Can you restate the records below word for word?

- DATASET:
* * *

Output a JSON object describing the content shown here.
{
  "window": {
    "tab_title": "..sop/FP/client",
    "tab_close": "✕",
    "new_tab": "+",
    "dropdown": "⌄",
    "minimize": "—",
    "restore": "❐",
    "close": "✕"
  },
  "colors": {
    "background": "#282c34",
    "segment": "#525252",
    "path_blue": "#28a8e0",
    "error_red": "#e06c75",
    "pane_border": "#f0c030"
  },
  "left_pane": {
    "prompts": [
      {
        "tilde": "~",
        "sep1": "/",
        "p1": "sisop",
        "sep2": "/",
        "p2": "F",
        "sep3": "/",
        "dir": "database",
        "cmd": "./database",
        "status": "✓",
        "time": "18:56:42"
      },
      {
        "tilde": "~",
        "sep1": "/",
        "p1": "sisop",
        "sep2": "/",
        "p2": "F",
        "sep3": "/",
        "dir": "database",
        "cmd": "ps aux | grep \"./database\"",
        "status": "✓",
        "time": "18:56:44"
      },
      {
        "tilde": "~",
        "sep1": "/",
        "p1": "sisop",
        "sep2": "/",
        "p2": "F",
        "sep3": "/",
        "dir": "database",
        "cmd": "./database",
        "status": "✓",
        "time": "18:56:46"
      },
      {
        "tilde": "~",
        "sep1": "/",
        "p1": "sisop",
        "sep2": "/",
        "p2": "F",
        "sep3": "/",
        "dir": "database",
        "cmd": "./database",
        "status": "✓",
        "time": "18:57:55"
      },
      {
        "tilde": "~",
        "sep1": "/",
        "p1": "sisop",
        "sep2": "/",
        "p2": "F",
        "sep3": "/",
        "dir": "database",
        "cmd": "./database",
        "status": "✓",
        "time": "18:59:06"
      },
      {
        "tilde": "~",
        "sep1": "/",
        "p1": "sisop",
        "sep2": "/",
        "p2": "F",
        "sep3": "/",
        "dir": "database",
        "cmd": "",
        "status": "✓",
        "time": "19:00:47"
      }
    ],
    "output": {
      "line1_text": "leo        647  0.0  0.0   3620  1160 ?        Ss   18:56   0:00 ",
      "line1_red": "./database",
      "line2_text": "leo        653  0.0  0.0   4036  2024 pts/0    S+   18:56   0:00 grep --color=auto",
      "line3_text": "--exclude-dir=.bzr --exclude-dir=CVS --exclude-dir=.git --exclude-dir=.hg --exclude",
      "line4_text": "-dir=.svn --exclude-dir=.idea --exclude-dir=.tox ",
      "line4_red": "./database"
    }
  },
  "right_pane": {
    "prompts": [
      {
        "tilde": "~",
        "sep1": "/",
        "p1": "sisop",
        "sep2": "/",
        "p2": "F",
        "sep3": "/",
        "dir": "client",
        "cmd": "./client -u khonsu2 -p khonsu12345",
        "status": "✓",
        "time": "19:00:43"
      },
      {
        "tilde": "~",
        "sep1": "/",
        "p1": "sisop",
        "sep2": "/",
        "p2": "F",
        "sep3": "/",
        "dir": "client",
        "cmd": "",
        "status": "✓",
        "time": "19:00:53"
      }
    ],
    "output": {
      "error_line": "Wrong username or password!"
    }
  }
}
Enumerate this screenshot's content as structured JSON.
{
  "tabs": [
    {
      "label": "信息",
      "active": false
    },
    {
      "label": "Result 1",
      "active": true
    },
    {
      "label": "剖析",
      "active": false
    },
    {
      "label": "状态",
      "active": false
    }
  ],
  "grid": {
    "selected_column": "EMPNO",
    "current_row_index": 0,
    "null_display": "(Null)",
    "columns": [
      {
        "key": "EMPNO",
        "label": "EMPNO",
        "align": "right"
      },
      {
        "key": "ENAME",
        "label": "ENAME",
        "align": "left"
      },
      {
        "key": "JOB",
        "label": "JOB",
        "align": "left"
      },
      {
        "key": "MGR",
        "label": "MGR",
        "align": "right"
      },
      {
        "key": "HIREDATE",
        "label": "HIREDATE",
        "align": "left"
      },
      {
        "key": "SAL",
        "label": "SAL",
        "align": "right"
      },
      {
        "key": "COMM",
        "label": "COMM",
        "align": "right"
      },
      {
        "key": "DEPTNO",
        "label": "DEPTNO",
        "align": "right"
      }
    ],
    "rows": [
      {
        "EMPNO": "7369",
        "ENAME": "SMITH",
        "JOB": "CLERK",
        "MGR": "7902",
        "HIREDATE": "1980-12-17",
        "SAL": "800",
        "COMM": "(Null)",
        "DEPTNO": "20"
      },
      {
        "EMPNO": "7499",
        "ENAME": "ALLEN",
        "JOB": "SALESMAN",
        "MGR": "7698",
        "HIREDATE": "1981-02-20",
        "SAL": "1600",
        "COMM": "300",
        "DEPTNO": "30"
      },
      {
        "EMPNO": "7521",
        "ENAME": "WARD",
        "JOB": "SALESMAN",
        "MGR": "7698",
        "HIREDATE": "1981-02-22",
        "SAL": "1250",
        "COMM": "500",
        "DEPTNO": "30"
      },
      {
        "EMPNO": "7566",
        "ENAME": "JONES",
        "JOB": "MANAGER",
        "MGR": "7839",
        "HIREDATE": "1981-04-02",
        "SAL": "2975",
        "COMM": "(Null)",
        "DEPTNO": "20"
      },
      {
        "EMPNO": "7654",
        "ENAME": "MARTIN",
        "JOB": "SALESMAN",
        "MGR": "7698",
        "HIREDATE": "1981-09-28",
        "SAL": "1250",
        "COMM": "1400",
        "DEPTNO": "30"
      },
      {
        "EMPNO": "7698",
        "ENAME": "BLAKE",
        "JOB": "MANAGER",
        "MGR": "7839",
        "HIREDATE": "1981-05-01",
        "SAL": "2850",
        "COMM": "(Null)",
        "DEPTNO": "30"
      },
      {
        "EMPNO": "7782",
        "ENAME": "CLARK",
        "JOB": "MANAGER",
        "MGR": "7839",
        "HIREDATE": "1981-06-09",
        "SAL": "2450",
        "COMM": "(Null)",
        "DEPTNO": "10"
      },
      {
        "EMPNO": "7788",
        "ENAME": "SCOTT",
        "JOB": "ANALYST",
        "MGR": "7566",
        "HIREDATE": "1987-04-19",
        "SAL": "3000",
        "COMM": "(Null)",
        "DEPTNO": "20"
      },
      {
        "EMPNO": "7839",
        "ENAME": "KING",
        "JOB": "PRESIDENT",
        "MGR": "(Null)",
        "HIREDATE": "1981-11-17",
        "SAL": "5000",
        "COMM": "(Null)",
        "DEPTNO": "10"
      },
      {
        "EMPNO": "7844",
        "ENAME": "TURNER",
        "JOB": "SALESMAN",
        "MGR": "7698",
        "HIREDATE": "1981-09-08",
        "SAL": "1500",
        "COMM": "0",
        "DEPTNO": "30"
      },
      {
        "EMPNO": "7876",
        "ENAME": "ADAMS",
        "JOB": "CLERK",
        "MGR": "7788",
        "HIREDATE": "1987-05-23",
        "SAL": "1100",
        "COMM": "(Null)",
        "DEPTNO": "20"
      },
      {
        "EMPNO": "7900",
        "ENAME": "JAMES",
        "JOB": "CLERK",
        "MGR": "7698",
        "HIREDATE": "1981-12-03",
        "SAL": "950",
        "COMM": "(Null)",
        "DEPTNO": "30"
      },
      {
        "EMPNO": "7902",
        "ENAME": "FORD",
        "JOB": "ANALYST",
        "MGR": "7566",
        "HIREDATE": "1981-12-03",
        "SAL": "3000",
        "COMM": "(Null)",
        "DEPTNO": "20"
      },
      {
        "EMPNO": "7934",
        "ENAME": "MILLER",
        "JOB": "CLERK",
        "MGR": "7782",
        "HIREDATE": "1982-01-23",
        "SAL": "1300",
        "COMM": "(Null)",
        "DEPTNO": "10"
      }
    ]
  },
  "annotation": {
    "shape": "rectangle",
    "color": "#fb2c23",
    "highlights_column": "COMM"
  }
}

* * *

- FINISHED EXERCISE:
Output a JSON object describing the content shown here.
{
  "window": {
    "tab_title": "..sop/FP/client",
    "tab_close": "✕",
    "new_tab": "+",
    "dropdown": "⌄",
    "minimize": "—",
    "restore": "❐",
    "close": "✕"
  },
  "colors": {
    "background": "#282c34",
    "segment": "#525252",
    "path_blue": "#28a8e0",
    "error_red": "#e06c75",
    "pane_border": "#f0c030"
  },
  "left_pane": {
    "prompts": [
      {
        "tilde": "~",
        "sep1": "/",
        "p1": "sisop",
        "sep2": "/",
        "p2": "F",
        "sep3": "/",
        "dir": "database",
        "cmd": "./database",
        "status": "✓",
        "time": "18:56:42"
      },
      {
        "tilde": "~",
        "sep1": "/",
        "p1": "sisop",
        "sep2": "/",
        "p2": "F",
        "sep3": "/",
        "dir": "database",
        "cmd": "ps aux | grep \"./database\"",
        "status": "✓",
        "time": "18:56:44"
      },
      {
        "tilde": "~",
        "sep1": "/",
        "p1": "sisop",
        "sep2": "/",
        "p2": "F",
        "sep3": "/",
        "dir": "database",
        "cmd": "./database",
        "status": "✓",
        "time": "18:56:46"
      },
      {
        "tilde": "~",
        "sep1": "/",
        "p1": "sisop",
        "sep2": "/",
        "p2": "F",
        "sep3": "/",
        "dir": "database",
        "cmd": "./database",
        "status": "✓",
        "time": "18:57:55"
      },
      {
        "tilde": "~",
        "sep1": "/",
        "p1": "sisop",
        "sep2": "/",
        "p2": "F",
        "sep3": "/",
        "dir": "database",
        "cmd": "./database",
        "status": "✓",
        "time": "18:59:06"
      },
      {
        "tilde": "~",
        "sep1": "/",
        "p1": "sisop",
        "sep2": "/",
        "p2": "F",
        "sep3": "/",
        "dir": "database",
        "cmd": "",
        "status": "✓",
        "time": "19:00:47"
      }
    ],
    "output": {
      "line1_text": "leo        647  0.0  0.0   3620  1160 ?        Ss   18:56   0:00 ",
      "line1_red": "./database",
      "line2_text": "leo        653  0.0  0.0   4036  2024 pts/0    S+   18:56   0:00 grep --color=auto",
      "line3_text": "--exclude-dir=.bzr --exclude-dir=CVS --exclude-dir=.git --exclude-dir=.hg --exclude",
      "line4_text": "-dir=.svn --exclude-dir=.idea --exclude-dir=.tox ",
      "line4_red": "./database"
    }
  },
  "right_pane": {
    "prompts": [
      {
        "tilde": "~",
        "sep1": "/",
        "p1": "sisop",
        "sep2": "/",
        "p2": "F",
        "sep3": "/",
        "dir": "client",
        "cmd": "./client -u khonsu2 -p khonsu12345",
        "status": "✓",
        "time": "19:00:43"
      },
      {
        "tilde": "~",
        "sep1": "/",
        "p1": "sisop",
        "sep2": "/",
        "p2": "F",
        "sep3": "/",
        "dir": "client",
        "cmd": "",
        "status": "✓",
        "time": "19:00:53"
      }
    ],
    "output": {
      "error_line": "Wrong username or password!"
    }
  }
}
Enumerate this screenshot's content as structured JSON.
{
  "tabs": [
    {
      "label": "信息",
      "active": false
    },
    {
      "label": "Result 1",
      "active": true
    },
    {
      "label": "剖析",
      "active": false
    },
    {
      "label": "状态",
      "active": false
    }
  ],
  "grid": {
    "selected_column": "EMPNO",
    "current_row_index": 0,
    "null_display": "(Null)",
    "columns": [
      {
        "key": "EMPNO",
        "label": "EMPNO",
        "align": "right"
      },
      {
        "key": "ENAME",
        "label": "ENAME",
        "align": "left"
      },
      {
        "key": "JOB",
        "label": "JOB",
        "align": "left"
      },
      {
        "key": "MGR",
        "label": "MGR",
        "align": "right"
      },
      {
        "key": "HIREDATE",
        "label": "HIREDATE",
        "align": "left"
      },
      {
        "key": "SAL",
        "label": "SAL",
        "align": "right"
      },
      {
        "key": "COMM",
        "label": "COMM",
        "align": "right"
      },
      {
        "key": "DEPTNO",
        "label": "DEPTNO",
        "align": "right"
      }
    ],
    "rows": [
      {
        "EMPNO": "7369",
        "ENAME": "SMITH",
        "JOB": "CLERK",
        "MGR": "7902",
        "HIREDATE": "1980-12-17",
        "SAL": "800",
        "COMM": "(Null)",
        "DEPTNO": "20"
      },
      {
        "EMPNO": "7499",
        "ENAME": "ALLEN",
        "JOB": "SALESMAN",
        "MGR": "7698",
        "HIREDATE": "1981-02-20",
        "SAL": "1600",
        "COMM": "300",
        "DEPTNO": "30"
      },
      {
        "EMPNO": "7521",
        "ENAME": "WARD",
        "JOB": "SALESMAN",
        "MGR": "7698",
        "HIREDATE": "1981-02-22",
        "SAL": "1250",
        "COMM": "500",
        "DEPTNO": "30"
      },
      {
        "EMPNO": "7566",
        "ENAME": "JONES",
        "JOB": "MANAGER",
        "MGR": "7839",
        "HIREDATE": "1981-04-02",
        "SAL": "2975",
        "COMM": "(Null)",
        "DEPTNO": "20"
      },
      {
        "EMPNO": "7654",
        "ENAME": "MARTIN",
        "JOB": "SALESMAN",
        "MGR": "7698",
        "HIREDATE": "1981-09-28",
        "SAL": "1250",
        "COMM": "1400",
        "DEPTNO": "30"
      },
      {
        "EMPNO": "7698",
        "ENAME": "BLAKE",
        "JOB": "MANAGER",
        "MGR": "7839",
        "HIREDATE": "1981-05-01",
        "SAL": "2850",
        "COMM": "(Null)",
        "DEPTNO": "30"
      },
      {
        "EMPNO": "7782",
        "ENAME": "CLARK",
        "JOB": "MANAGER",
        "MGR": "7839",
        "HIREDATE": "1981-06-09",
        "SAL": "2450",
        "COMM": "(Null)",
        "DEPTNO": "10"
      },
      {
        "EMPNO": "7788",
        "ENAME": "SCOTT",
        "JOB": "ANALYST",
        "MGR": "7566",
        "HIREDATE": "1987-04-19",
        "SAL": "3000",
        "COMM": "(Null)",
        "DEPTNO": "20"
      },
      {
        "EMPNO": "7839",
        "ENAME": "KING",
        "JOB": "PRESIDENT",
        "MGR": "(Null)",
        "HIREDATE": "1981-11-17",
        "SAL": "5000",
        "COMM": "(Null)",
        "DEPTNO": "10"
      },
      {
        "EMPNO": "7844",
        "ENAME": "TURNER",
        "JOB": "SALESMAN",
        "MGR": "7698",
        "HIREDATE": "1981-09-08",
        "SAL": "1500",
        "COMM": "0",
        "DEPTNO": "30"
      },
      {
        "EMPNO": "7876",
        "ENAME": "ADAMS",
        "JOB": "CLERK",
        "MGR": "7788",
        "HIREDATE": "1987-05-23",
        "SAL": "1100",
        "COMM": "(Null)",
        "DEPTNO": "20"
      },
      {
        "EMPNO": "7900",
        "ENAME": "JAMES",
        "JOB": "CLERK",
        "MGR": "7698",
        "HIREDATE": "1981-12-03",
        "SAL": "950",
        "COMM": "(Null)",
        "DEPTNO": "30"
      },
      {
        "EMPNO": "7902",
        "ENAME": "FORD",
        "JOB": "ANALYST",
        "MGR": "7566",
        "HIREDATE": "1981-12-03",
        "SAL": "3000",
        "COMM": "(Null)",
        "DEPTNO": "20"
      },
      {
        "EMPNO": "7934",
        "ENAME": "MILLER",
        "JOB": "CLERK",
        "MGR": "7782",
        "HIREDATE": "1982-01-23",
        "SAL": "1300",
        "COMM": "(Null)",
        "DEPTNO": "10"
      }
    ]
  },
  "annotation": {
    "shape": "rectangle",
    "color": "#fb2c23",
    "highlights_column": "COMM"
  }
}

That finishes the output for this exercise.